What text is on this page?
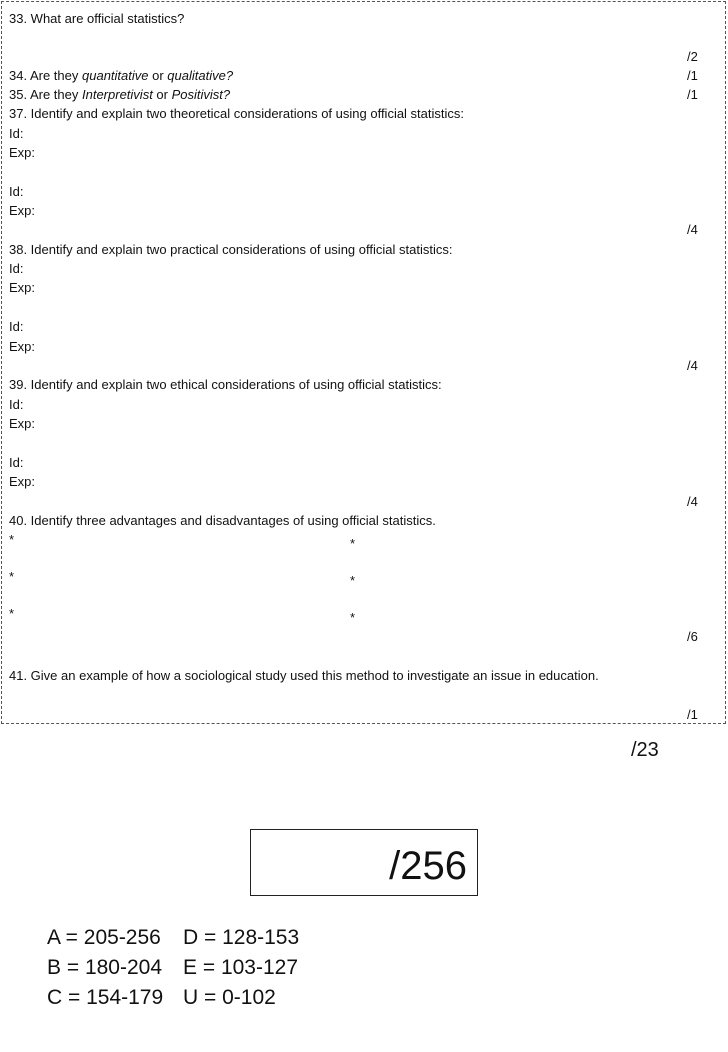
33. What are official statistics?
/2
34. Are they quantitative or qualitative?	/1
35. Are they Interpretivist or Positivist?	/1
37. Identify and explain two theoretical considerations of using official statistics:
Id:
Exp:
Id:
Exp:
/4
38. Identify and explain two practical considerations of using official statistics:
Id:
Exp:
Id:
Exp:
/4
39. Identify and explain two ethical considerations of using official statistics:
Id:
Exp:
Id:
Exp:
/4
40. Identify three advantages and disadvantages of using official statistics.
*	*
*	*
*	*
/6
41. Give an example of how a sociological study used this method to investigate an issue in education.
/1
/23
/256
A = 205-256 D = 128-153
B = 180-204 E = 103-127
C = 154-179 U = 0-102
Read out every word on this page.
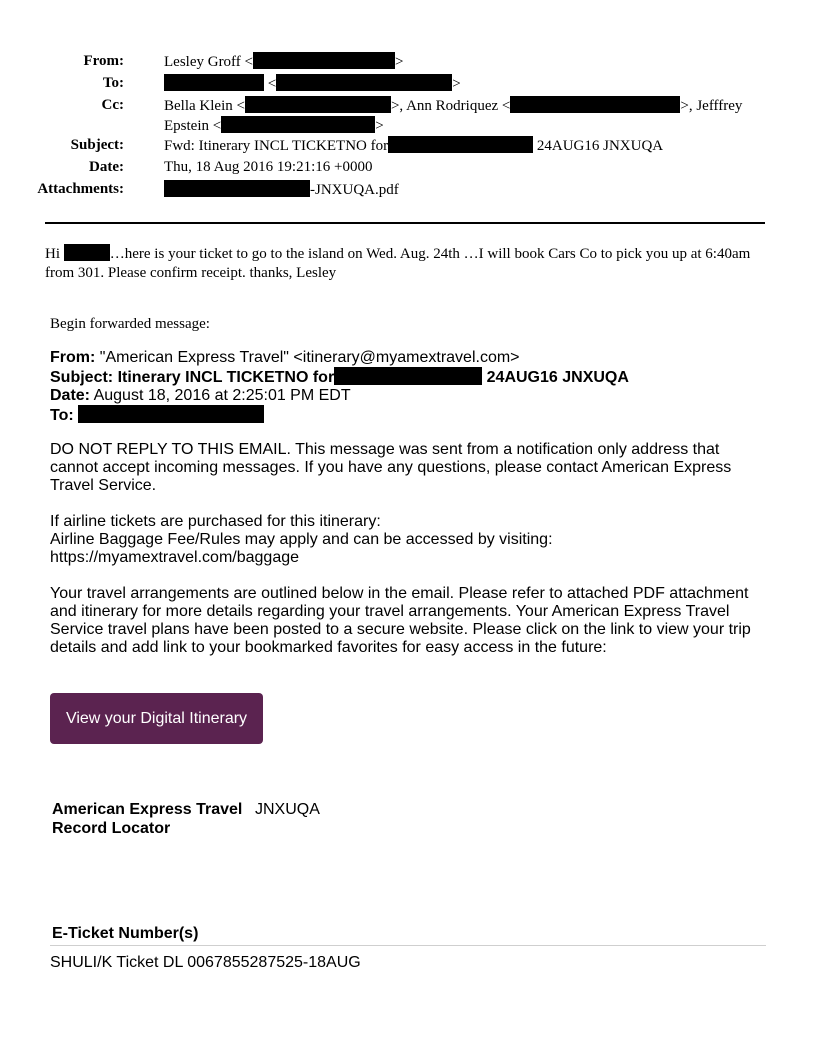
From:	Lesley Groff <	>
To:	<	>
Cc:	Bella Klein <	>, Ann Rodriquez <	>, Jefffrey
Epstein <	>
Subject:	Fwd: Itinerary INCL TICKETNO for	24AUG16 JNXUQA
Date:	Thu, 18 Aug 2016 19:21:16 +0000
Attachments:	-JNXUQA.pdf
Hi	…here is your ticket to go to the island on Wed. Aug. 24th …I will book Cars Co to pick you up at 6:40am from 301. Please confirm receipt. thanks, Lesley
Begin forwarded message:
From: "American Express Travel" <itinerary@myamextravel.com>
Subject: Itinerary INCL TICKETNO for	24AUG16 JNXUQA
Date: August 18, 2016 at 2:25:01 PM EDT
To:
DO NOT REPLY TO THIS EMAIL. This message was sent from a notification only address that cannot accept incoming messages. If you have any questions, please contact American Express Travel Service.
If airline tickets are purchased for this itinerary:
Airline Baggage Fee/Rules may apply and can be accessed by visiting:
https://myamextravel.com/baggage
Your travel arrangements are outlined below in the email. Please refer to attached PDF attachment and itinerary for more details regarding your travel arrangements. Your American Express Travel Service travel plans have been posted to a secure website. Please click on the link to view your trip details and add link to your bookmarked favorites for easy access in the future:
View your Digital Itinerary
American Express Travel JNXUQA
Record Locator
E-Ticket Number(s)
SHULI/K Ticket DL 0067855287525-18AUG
================
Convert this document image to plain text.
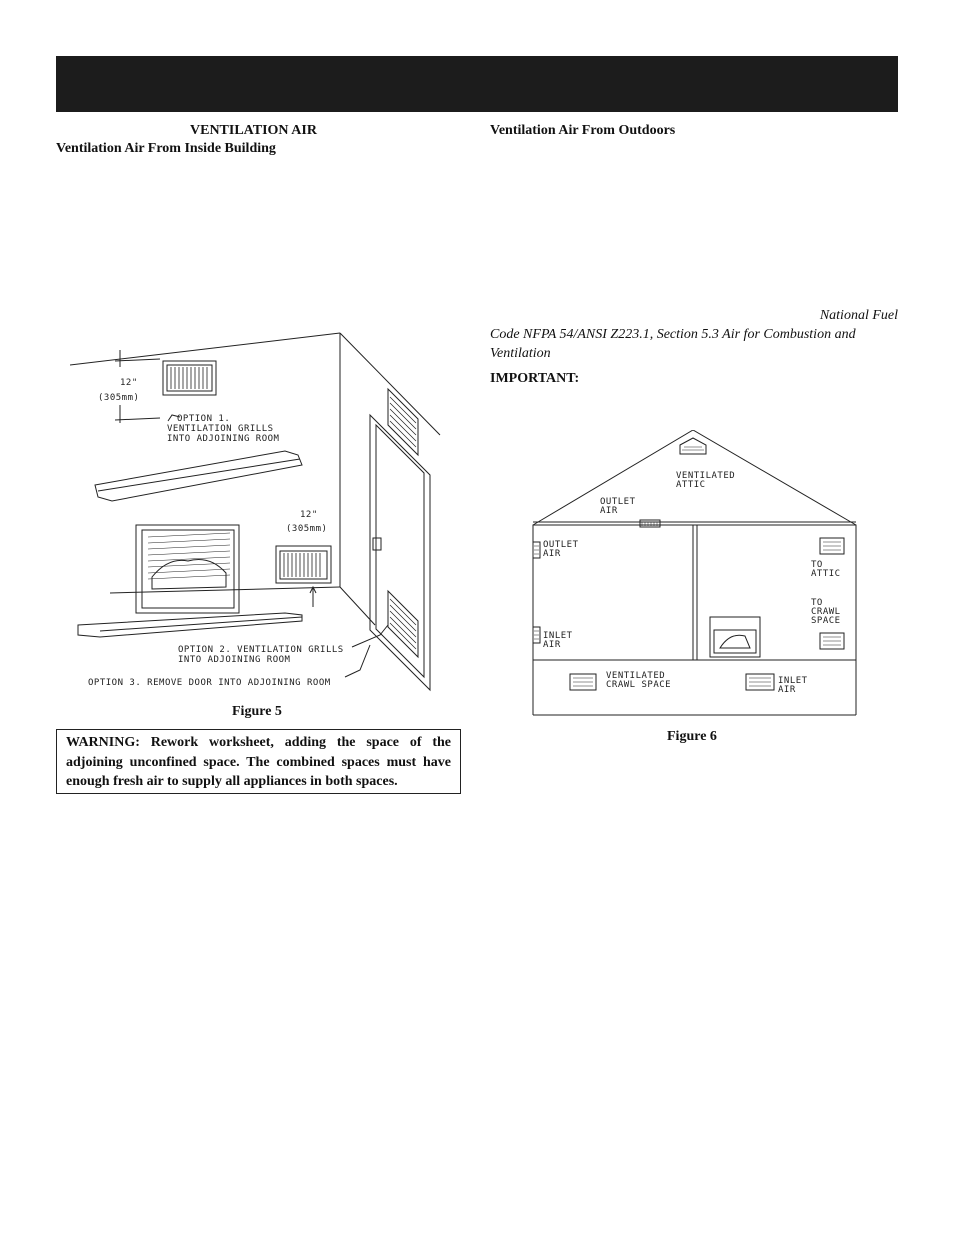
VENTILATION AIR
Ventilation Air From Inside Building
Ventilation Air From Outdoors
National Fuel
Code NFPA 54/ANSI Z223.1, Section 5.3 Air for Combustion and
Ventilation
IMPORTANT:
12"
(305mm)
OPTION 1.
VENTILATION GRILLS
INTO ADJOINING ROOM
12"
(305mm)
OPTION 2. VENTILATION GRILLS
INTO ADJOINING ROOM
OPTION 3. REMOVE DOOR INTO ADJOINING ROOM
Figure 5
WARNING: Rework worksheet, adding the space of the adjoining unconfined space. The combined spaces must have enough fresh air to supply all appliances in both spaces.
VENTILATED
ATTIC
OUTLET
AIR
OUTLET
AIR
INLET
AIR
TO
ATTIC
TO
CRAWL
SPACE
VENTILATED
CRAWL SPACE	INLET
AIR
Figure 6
================
## Exercise requirements
Provide the number of lines in the entries that include "Subject", and no other text.

## Full response
2